As per Cloudwards, a new organization gets hit by ransomware every 14 seconds. This is despite the fact that global cybersecurity spending is up and is around $150 billion per year.

That’s why fortifying your organization’s network security is the need of the hour.

Learn how companies are proactively improving their network security with these best practices.

7 Ways to improve network security:


1. Change the way you measure cyber security risk

Cyber threats have evolved with modern cybersecurity measures. Thus, legacy techniques to protect the network are not going to work.

These techniques include measures like maturity assessment, compliance attestation, and vulnerability aging reports, among other things. While they still have a place in cybersecurity, they’re insufficient.

To level up, you need greater visibility over the various risk levels. This visibility will allow you to deploy resources as per need.

At the bare minimum, companies need a dashboard that lists real-time data on the number of applications, the region they’re used in, the size and nature of the database, the velocity of M&A, etc. IT teams can make better decisions since the impact of new technologies like big data and AI falls unevenly on organizations.
---------------
**GIVEN INSTRUCTION A:**
According to the network security passage, how often does a new organization get hit by ransomware, as per Cloudwards?
**GIVEN INSTRUCTION B:**
Decide whether each statement agrees with the network security passage, answering yes or no and quoting the deciding words: (i) Global cybersecurity spending is around $150 billion per year. (ii) Maturity assessment no longer has any place in cybersecurity. (iii) A basic dashboard should show real-time data on the number of applications.
**GIVEN INSTRUCTION C:**
Please extend the network security passage from where it stops.

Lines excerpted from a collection
---------------
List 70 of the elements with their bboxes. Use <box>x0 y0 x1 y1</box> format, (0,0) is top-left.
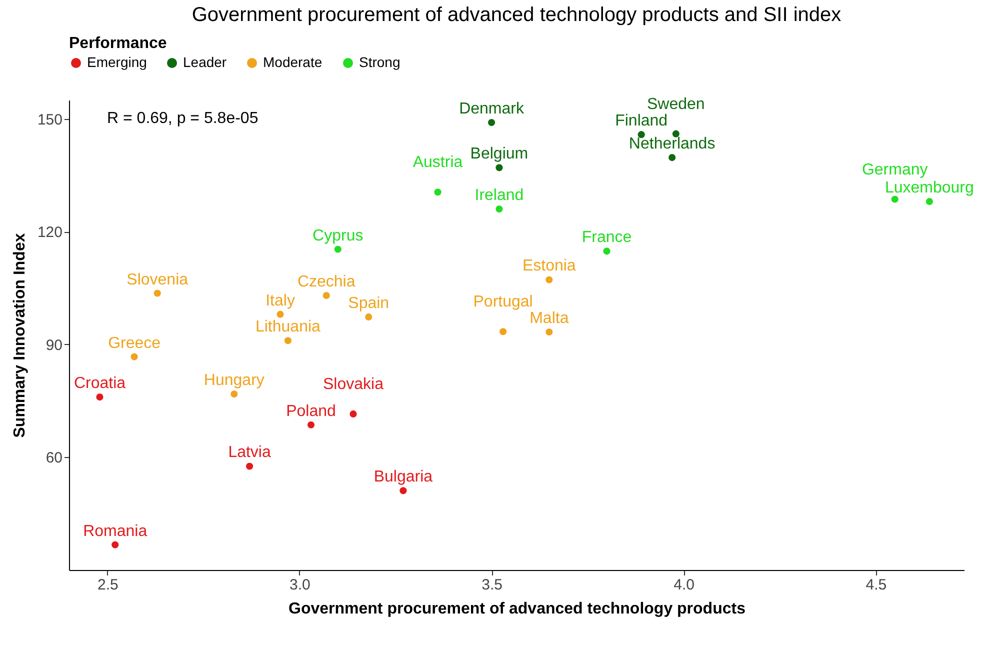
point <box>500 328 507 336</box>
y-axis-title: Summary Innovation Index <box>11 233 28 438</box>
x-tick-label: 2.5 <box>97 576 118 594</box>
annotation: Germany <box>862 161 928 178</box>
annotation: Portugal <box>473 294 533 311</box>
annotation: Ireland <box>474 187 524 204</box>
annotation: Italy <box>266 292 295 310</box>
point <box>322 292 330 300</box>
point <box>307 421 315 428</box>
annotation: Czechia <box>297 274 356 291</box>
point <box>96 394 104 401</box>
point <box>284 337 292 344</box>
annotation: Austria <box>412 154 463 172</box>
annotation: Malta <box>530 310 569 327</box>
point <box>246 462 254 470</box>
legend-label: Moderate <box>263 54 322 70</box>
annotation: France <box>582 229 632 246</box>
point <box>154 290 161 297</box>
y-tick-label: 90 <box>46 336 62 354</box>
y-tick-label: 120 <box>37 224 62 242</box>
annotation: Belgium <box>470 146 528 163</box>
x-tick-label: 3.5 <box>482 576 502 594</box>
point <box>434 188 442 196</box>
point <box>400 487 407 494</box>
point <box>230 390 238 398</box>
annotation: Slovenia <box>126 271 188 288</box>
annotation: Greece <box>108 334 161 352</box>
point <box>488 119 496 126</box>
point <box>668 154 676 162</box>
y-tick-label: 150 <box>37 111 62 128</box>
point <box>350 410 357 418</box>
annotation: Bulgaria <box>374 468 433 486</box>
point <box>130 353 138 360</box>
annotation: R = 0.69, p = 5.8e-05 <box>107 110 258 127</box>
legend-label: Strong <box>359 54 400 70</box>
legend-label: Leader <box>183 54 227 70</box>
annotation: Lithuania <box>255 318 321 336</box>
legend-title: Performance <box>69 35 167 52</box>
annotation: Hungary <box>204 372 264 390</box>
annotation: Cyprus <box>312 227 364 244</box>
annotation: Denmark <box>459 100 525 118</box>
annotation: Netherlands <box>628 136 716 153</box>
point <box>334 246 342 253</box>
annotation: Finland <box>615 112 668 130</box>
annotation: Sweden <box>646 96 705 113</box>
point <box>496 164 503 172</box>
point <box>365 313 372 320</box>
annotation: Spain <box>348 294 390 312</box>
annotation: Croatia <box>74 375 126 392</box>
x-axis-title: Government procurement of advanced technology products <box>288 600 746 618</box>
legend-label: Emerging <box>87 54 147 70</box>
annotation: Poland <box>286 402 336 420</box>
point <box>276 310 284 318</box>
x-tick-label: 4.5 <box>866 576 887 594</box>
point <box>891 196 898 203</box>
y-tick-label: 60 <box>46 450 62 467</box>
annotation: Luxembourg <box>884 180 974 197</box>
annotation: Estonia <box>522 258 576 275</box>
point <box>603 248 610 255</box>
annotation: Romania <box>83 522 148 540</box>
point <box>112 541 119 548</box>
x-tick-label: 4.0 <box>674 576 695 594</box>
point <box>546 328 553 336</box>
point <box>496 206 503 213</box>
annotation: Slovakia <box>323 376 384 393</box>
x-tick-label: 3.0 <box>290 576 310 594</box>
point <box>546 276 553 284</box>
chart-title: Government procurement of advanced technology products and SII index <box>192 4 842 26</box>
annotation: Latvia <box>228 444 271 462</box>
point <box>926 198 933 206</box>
---------------
**ANSWER A:**
Every 14 seconds.

**ANSWER B:**
(i) Yes: "global cybersecurity spending is up and is around $150 billion per year."
(ii) No: "While they still have a place in cybersecurity, they’re insufficient."
(iii) Yes: "companies need a dashboard that lists real-time data on the number of applications"

**ANSWER C:**
Along with visibility, companies need transparency and precision on how the tools behave against cyberattacks.

  • You can use the ATT&CK Framework developed by MITRE Corporation, the most trustworthy threat behavior knowledge base available today.
  • Use it as a benchmark to test the tools’ efficiency. Measuring the tools this way helps you prepare well in advance.
  • Another measurement technique you must adopt is measuring performance against low-probability, high-consequence attacks.
  • Pick the events that you conclude have the least chance of occurring. Then, test the tools on such attacks.
  • Maersk learned this the hard way. In the notPetya incident, the company came pretty close to losing all of its IT data. Imagine the consequence it’d have on the company that handles the world’s supply chain.
  • Measuring is the only way to learn whether your current cybersecurity arrangements meet the need.

2. Use VLAN and subnets

An old saying goes, ‘Don’t keep all your eggs in the same basket.’ Doing so would mean losing the basket, losing all your eggs. That is true for IT networks as well. Instead of treating your network as a whole, divide it into multiple subnetworks.

There are various ways you can do that:

  • VLAN or Virtual LAN is one of them.
  • VLAN helps you segment a physical network without investing in additional servers or devices. The different segments can then be handled differently as per the need.
  • For example, the accounting department will have a separate segment, and so will the marketing and sales departments. This segmentation helps enhance security and limit damage.
  • VLAN also helps you prioritize data, networks, and devices.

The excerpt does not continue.